* _Requirements_: Count how many lines of the material hold "JSON". Respond with that number alone.
::: Extracted records :::
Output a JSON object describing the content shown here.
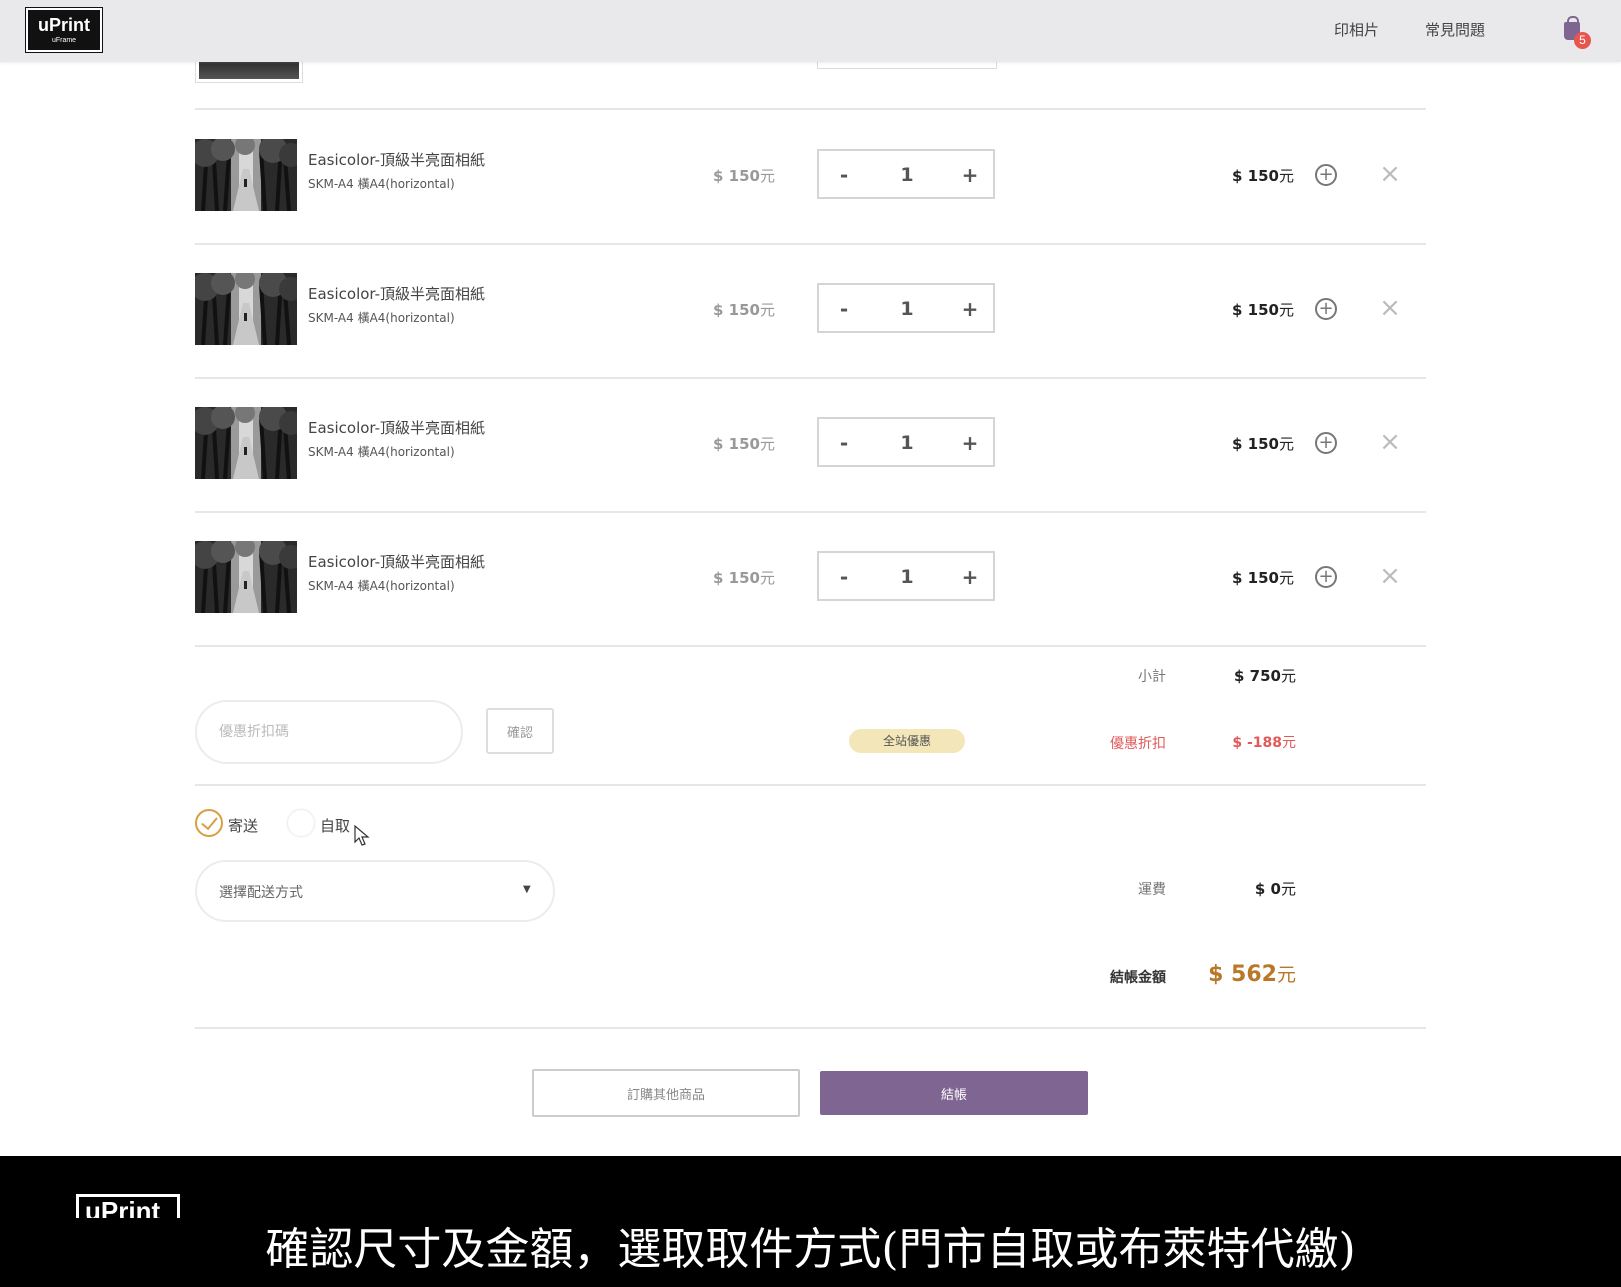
{
  "header": {
    "logo_text": "uPrint",
    "logo_sub": "uFrame",
    "nav": [
      "印相片",
      "常見問題"
    ],
    "cart_count": "5",
    "colors": {
      "bar": "#e9e9ec",
      "brand": "#7e6690",
      "badge": "#e8554e"
    }
  },
  "items": [
    {
      "name": "Easicolor-頂級半亮面相紙",
      "sub": "SKM-A4  橫A4(horizontal)",
      "unit_price": "$ 150",
      "currency": "元",
      "qty_minus": "-",
      "qty": "1",
      "qty_plus": "+",
      "line_total": "$ 150",
      "add_icon": "+",
      "remove_icon": "×"
    },
    {
      "name": "Easicolor-頂級半亮面相紙",
      "sub": "SKM-A4  橫A4(horizontal)",
      "unit_price": "$ 150",
      "currency": "元",
      "qty_minus": "-",
      "qty": "1",
      "qty_plus": "+",
      "line_total": "$ 150",
      "add_icon": "+",
      "remove_icon": "×"
    },
    {
      "name": "Easicolor-頂級半亮面相紙",
      "sub": "SKM-A4  橫A4(horizontal)",
      "unit_price": "$ 150",
      "currency": "元",
      "qty_minus": "-",
      "qty": "1",
      "qty_plus": "+",
      "line_total": "$ 150",
      "add_icon": "+",
      "remove_icon": "×"
    },
    {
      "name": "Easicolor-頂級半亮面相紙",
      "sub": "SKM-A4  橫A4(horizontal)",
      "unit_price": "$ 150",
      "currency": "元",
      "qty_minus": "-",
      "qty": "1",
      "qty_plus": "+",
      "line_total": "$ 150",
      "add_icon": "+",
      "remove_icon": "×"
    }
  ],
  "summary": {
    "subtotal_label": "小計",
    "subtotal_value": "$ 750",
    "coupon_placeholder": "優惠折扣碼",
    "coupon_confirm": "確認",
    "promo_badge": "全站優惠",
    "discount_label": "優惠折扣",
    "discount_value": "$ -188",
    "delivery_options": [
      "寄送",
      "自取"
    ],
    "delivery_selected": "寄送",
    "shipping_select_text": "選擇配送方式",
    "shipping_select_arrow": "▼",
    "shipping_label": "運費",
    "shipping_value": "$ 0",
    "total_label": "結帳金額",
    "total_value": "$ 562",
    "currency": "元",
    "colors": {
      "discount": "#e05a5a",
      "total": "#b9772a",
      "promo": "#f3e7b9",
      "check": "#d8a03c"
    }
  },
  "buttons": {
    "continue_shopping": "訂購其他商品",
    "checkout": "結帳",
    "checkout_color": "#7f6692"
  },
  "caption": {
    "logo_text": "uPrint",
    "text": "確認尺寸及金額，選取取件方式(門市自取或布萊特代繳)"
  }
}
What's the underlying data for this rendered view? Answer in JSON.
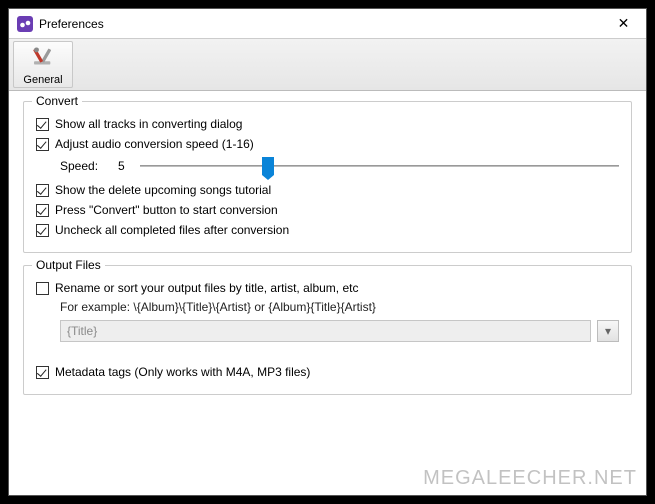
{
  "window": {
    "title": "Preferences",
    "close_glyph": "✕"
  },
  "toolbar": {
    "general_label": "General"
  },
  "convert": {
    "group_title": "Convert",
    "show_all_tracks": {
      "label": "Show all tracks in converting dialog",
      "checked": true
    },
    "adjust_speed": {
      "label": "Adjust audio conversion speed (1-16)",
      "checked": true
    },
    "speed_label": "Speed:",
    "speed_value": "5",
    "show_delete_tutorial": {
      "label": "Show the delete upcoming songs tutorial",
      "checked": true
    },
    "press_convert": {
      "label": "Press \"Convert\" button to start conversion",
      "checked": true
    },
    "uncheck_completed": {
      "label": "Uncheck all completed files after conversion",
      "checked": true
    }
  },
  "output": {
    "group_title": "Output Files",
    "rename": {
      "label": "Rename or sort your output files by title, artist, album, etc",
      "checked": false
    },
    "example_text": "For example: \\{Album}\\{Title}\\{Artist} or {Album}{Title}{Artist}",
    "pattern_placeholder": "{Title}",
    "dropdown_glyph": "▾",
    "metadata": {
      "label": "Metadata tags (Only works with M4A, MP3 files)",
      "checked": true
    }
  },
  "watermark": "MEGALEECHER.NET"
}
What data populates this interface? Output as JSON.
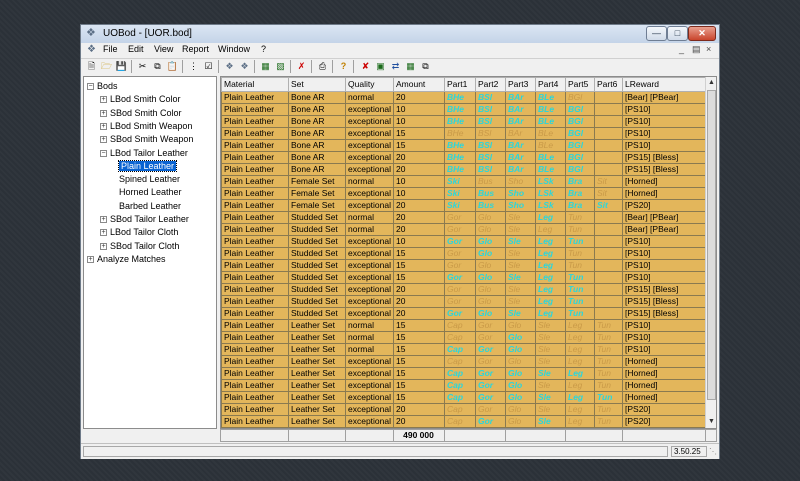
:::
* _Answer to this problem_: 3